Work out the number of lines containing "мальчика". Answer with nothing but that number.

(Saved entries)
* * *

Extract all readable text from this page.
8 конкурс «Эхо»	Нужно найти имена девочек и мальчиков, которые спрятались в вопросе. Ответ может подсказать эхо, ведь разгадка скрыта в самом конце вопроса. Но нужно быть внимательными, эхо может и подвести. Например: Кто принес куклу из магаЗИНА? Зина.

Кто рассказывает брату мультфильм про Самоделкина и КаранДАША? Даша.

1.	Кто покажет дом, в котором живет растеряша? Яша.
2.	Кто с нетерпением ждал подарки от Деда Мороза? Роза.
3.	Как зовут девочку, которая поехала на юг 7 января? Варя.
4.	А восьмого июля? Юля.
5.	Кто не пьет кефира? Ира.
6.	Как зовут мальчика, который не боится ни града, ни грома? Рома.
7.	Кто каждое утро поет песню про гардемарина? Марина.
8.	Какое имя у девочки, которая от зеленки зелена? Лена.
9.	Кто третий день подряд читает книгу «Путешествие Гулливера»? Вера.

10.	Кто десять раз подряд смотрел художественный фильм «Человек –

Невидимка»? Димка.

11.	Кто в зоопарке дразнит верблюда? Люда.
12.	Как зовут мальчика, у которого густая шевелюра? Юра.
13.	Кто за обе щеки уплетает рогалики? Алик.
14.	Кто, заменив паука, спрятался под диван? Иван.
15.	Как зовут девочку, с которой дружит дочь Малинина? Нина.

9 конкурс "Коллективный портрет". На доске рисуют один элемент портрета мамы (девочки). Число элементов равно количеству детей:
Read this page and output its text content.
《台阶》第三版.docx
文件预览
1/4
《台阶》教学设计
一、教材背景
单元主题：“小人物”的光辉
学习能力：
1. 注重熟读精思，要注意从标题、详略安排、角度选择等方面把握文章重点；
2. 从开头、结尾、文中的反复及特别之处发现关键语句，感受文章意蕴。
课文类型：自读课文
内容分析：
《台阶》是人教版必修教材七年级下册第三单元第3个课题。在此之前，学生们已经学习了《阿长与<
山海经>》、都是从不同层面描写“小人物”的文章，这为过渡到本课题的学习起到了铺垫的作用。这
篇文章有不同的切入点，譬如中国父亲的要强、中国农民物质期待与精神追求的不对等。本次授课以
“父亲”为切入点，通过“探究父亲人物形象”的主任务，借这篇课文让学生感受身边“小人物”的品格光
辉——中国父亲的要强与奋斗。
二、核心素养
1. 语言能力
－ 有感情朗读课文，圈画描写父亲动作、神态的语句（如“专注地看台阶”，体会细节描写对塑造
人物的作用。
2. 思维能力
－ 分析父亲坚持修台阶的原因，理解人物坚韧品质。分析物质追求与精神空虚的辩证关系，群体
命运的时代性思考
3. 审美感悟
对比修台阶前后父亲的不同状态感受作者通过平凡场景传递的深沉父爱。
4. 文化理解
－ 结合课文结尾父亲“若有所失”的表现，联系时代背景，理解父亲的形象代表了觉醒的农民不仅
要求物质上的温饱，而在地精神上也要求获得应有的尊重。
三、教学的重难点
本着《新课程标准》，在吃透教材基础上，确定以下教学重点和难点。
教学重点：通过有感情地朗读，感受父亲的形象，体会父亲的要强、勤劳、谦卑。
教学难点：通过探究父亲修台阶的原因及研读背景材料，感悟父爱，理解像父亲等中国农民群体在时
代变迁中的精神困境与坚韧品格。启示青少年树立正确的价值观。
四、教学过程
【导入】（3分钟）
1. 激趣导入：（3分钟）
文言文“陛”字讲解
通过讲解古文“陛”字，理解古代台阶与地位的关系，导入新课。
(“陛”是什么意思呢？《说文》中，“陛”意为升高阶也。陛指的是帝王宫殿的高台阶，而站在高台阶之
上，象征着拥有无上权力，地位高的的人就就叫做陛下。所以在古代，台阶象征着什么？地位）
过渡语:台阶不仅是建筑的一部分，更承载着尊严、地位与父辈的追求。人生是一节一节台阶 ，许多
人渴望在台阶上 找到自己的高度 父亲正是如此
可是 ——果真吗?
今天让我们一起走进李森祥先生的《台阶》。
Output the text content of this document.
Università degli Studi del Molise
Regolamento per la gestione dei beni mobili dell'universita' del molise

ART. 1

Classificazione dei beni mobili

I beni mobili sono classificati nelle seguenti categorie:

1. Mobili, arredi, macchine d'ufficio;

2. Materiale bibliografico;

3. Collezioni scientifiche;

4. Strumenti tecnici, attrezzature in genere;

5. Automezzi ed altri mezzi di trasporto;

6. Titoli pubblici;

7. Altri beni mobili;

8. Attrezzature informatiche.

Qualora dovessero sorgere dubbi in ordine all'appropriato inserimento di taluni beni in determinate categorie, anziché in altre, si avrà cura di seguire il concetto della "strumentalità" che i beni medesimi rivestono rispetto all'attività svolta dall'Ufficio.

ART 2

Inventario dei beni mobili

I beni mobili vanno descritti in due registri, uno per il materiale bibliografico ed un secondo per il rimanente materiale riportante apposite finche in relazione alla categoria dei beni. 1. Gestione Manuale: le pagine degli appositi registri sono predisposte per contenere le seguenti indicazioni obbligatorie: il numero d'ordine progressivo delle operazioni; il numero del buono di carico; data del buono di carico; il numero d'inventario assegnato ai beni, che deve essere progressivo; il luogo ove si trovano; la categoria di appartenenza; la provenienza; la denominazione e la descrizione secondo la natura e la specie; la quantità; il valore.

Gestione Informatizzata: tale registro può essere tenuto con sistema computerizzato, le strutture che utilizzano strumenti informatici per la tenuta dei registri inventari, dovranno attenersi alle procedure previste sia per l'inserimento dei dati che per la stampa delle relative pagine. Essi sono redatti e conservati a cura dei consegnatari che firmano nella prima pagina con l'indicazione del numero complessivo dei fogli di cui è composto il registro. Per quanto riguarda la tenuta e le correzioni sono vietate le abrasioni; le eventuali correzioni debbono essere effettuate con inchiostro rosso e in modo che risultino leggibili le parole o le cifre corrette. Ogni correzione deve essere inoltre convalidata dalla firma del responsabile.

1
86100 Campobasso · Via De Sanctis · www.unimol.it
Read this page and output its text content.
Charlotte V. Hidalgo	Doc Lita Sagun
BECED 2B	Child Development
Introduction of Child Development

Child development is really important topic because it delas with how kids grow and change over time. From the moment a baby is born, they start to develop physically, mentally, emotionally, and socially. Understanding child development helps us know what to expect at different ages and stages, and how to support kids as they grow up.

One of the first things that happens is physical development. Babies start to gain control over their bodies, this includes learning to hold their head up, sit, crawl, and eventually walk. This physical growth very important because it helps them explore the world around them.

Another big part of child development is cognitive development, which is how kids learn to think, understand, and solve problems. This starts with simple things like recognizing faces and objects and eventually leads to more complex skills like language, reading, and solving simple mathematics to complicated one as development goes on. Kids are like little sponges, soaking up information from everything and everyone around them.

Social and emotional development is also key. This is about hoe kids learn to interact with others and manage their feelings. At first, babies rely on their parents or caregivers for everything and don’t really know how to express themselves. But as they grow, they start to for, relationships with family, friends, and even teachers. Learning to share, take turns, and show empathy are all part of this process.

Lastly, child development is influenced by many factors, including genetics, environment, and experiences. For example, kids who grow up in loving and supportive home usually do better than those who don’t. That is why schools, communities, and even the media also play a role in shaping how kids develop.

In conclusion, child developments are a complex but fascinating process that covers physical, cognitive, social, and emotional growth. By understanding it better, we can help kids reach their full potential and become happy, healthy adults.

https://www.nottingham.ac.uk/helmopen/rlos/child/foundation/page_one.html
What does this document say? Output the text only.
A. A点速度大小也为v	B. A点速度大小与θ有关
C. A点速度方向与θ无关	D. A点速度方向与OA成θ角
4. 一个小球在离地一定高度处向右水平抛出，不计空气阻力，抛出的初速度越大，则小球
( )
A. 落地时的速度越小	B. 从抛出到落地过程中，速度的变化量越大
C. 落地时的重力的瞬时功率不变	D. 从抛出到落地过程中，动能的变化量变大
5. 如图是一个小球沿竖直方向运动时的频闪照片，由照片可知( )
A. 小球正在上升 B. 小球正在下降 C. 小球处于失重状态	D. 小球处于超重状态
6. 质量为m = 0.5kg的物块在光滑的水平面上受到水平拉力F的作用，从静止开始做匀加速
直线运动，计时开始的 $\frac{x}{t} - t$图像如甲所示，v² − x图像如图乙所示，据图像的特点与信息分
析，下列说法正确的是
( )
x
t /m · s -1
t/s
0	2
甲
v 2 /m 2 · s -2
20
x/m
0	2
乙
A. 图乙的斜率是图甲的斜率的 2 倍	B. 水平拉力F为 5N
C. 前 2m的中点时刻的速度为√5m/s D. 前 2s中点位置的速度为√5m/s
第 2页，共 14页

* * *

*The solution*
2